The task: Produce a verbatim copy of the entries listed below.

Data provided:
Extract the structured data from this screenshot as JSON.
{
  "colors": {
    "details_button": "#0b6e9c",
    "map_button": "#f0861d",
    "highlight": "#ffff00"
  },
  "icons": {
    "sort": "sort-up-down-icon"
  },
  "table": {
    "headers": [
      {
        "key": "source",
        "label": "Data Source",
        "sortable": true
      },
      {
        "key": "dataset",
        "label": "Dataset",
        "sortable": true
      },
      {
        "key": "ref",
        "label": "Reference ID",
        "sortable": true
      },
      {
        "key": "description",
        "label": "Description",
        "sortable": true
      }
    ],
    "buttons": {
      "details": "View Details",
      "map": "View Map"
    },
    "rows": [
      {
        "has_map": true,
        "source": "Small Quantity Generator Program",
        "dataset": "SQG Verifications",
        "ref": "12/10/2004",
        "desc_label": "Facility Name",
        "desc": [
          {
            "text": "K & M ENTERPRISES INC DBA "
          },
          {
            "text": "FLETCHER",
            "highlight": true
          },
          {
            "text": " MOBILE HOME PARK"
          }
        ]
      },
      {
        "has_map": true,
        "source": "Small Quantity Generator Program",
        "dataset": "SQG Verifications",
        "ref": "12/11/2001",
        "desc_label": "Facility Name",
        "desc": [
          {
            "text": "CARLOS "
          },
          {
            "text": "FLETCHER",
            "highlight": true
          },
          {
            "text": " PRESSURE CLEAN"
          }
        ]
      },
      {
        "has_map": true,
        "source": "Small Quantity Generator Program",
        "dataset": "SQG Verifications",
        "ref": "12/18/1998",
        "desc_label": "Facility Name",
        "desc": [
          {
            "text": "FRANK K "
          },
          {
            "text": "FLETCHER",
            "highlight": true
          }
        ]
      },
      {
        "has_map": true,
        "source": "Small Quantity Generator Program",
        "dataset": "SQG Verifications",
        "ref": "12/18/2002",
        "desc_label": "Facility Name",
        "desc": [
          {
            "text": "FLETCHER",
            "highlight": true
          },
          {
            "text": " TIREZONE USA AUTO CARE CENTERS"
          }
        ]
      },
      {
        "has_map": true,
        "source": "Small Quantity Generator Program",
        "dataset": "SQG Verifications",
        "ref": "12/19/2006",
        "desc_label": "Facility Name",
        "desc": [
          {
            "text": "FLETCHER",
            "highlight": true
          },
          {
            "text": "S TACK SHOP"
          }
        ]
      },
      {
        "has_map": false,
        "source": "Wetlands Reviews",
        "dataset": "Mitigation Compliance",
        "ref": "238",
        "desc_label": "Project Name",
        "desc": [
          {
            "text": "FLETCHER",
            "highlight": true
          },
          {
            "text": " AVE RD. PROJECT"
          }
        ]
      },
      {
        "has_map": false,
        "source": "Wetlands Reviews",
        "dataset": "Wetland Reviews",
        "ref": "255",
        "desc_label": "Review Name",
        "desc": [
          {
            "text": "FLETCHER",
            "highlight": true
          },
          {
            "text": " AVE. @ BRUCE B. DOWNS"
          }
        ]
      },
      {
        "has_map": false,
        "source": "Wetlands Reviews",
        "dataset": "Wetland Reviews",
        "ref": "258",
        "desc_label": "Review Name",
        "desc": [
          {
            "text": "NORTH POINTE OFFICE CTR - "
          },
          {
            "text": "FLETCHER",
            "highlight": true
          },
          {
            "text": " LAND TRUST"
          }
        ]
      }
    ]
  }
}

Result of this exercise:
Extract the structured data from this screenshot as JSON.
{
  "colors": {
    "details_button": "#0b6e9c",
    "map_button": "#f0861d",
    "highlight": "#ffff00"
  },
  "icons": {
    "sort": "sort-up-down-icon"
  },
  "table": {
    "headers": [
      {
        "key": "source",
        "label": "Data Source",
        "sortable": true
      },
      {
        "key": "dataset",
        "label": "Dataset",
        "sortable": true
      },
      {
        "key": "ref",
        "label": "Reference ID",
        "sortable": true
      },
      {
        "key": "description",
        "label": "Description",
        "sortable": true
      }
    ],
    "buttons": {
      "details": "View Details",
      "map": "View Map"
    },
    "rows": [
      {
        "has_map": true,
        "source": "Small Quantity Generator Program",
        "dataset": "SQG Verifications",
        "ref": "12/10/2004",
        "desc_label": "Facility Name",
        "desc": [
          {
            "text": "K & M ENTERPRISES INC DBA "
          },
          {
            "text": "FLETCHER",
            "highlight": true
          },
          {
            "text": " MOBILE HOME PARK"
          }
        ]
      },
      {
        "has_map": true,
        "source": "Small Quantity Generator Program",
        "dataset": "SQG Verifications",
        "ref": "12/11/2001",
        "desc_label": "Facility Name",
        "desc": [
          {
            "text": "CARLOS "
          },
          {
            "text": "FLETCHER",
            "highlight": true
          },
          {
            "text": " PRESSURE CLEAN"
          }
        ]
      },
      {
        "has_map": true,
        "source": "Small Quantity Generator Program",
        "dataset": "SQG Verifications",
        "ref": "12/18/1998",
        "desc_label": "Facility Name",
        "desc": [
          {
            "text": "FRANK K "
          },
          {
            "text": "FLETCHER",
            "highlight": true
          }
        ]
      },
      {
        "has_map": true,
        "source": "Small Quantity Generator Program",
        "dataset": "SQG Verifications",
        "ref": "12/18/2002",
        "desc_label": "Facility Name",
        "desc": [
          {
            "text": "FLETCHER",
            "highlight": true
          },
          {
            "text": " TIREZONE USA AUTO CARE CENTERS"
          }
        ]
      },
      {
        "has_map": true,
        "source": "Small Quantity Generator Program",
        "dataset": "SQG Verifications",
        "ref": "12/19/2006",
        "desc_label": "Facility Name",
        "desc": [
          {
            "text": "FLETCHER",
            "highlight": true
          },
          {
            "text": "S TACK SHOP"
          }
        ]
      },
      {
        "has_map": false,
        "source": "Wetlands Reviews",
        "dataset": "Mitigation Compliance",
        "ref": "238",
        "desc_label": "Project Name",
        "desc": [
          {
            "text": "FLETCHER",
            "highlight": true
          },
          {
            "text": " AVE RD. PROJECT"
          }
        ]
      },
      {
        "has_map": false,
        "source": "Wetlands Reviews",
        "dataset": "Wetland Reviews",
        "ref": "255",
        "desc_label": "Review Name",
        "desc": [
          {
            "text": "FLETCHER",
            "highlight": true
          },
          {
            "text": " AVE. @ BRUCE B. DOWNS"
          }
        ]
      },
      {
        "has_map": false,
        "source": "Wetlands Reviews",
        "dataset": "Wetland Reviews",
        "ref": "258",
        "desc_label": "Review Name",
        "desc": [
          {
            "text": "NORTH POINTE OFFICE CTR - "
          },
          {
            "text": "FLETCHER",
            "highlight": true
          },
          {
            "text": " LAND TRUST"
          }
        ]
      }
    ]
  }
}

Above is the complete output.